**Prompt**
Look through the data below. Pick out the lines holding the string "enhancing".

___ Rows ___

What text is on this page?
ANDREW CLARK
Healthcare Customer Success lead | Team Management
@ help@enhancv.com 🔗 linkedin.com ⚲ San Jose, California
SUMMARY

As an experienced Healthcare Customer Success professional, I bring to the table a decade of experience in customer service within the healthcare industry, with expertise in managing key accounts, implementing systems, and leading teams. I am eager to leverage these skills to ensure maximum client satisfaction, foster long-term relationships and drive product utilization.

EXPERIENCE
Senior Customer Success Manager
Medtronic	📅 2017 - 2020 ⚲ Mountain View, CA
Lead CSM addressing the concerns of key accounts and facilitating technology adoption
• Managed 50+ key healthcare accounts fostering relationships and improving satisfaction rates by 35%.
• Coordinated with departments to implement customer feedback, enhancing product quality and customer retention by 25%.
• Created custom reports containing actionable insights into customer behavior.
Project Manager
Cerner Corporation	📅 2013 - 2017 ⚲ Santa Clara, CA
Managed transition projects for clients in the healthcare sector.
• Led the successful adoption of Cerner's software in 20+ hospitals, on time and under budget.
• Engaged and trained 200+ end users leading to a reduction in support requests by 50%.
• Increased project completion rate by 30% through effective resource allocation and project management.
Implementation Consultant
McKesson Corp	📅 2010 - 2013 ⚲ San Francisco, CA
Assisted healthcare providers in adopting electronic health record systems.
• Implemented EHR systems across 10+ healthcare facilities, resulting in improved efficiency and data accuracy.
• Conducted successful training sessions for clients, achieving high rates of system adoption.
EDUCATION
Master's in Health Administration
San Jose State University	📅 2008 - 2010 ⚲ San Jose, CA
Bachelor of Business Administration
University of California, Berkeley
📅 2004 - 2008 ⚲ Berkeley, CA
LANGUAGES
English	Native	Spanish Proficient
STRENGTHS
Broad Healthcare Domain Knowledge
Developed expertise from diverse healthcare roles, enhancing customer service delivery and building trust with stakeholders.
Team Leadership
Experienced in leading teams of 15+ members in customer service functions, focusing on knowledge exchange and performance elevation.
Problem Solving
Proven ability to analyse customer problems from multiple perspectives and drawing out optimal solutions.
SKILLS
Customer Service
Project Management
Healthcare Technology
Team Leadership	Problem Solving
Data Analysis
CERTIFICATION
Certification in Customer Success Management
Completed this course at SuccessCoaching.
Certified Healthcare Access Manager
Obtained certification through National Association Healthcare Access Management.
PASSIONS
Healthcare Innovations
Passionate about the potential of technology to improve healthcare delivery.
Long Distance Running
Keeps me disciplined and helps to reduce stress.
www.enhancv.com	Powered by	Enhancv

___

**Solution for this task**
• Coordinated with departments to implement customer feedback, enhancing product quality and customer retention by 25%.
Developed expertise from diverse healthcare roles, enhancing customer service delivery and building trust with stakeholders.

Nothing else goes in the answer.